## REQUIRED WORK:
In the entries below, find every line holding the string "source" and collect it.

## INFORMATION SHOWN:

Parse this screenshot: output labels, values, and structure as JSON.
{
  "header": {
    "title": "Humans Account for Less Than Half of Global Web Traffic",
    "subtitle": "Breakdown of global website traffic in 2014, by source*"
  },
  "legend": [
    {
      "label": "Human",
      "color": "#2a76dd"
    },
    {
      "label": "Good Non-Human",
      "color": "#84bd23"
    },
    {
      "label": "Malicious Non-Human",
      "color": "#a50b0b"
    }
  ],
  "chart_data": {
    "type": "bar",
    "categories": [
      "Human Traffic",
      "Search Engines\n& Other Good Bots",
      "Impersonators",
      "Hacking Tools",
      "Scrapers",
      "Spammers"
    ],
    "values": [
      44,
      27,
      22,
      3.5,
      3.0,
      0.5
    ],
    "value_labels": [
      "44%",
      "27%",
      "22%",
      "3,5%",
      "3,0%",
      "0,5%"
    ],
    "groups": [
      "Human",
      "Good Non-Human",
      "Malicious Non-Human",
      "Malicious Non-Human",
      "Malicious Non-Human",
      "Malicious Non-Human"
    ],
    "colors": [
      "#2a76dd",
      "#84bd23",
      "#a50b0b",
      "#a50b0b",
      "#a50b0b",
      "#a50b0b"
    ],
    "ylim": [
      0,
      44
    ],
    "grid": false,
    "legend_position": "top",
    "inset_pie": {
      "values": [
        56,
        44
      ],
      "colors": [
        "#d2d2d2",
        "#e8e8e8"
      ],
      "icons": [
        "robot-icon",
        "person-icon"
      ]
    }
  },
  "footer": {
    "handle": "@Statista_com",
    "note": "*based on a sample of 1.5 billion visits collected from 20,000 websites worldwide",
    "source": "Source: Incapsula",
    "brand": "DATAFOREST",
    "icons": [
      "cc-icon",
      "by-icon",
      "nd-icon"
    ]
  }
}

## OUTPUT FOR THIS EXERCISE:
    "subtitle": "Breakdown of global website traffic in 2014, by source*"
    "source": "Source: Incapsula",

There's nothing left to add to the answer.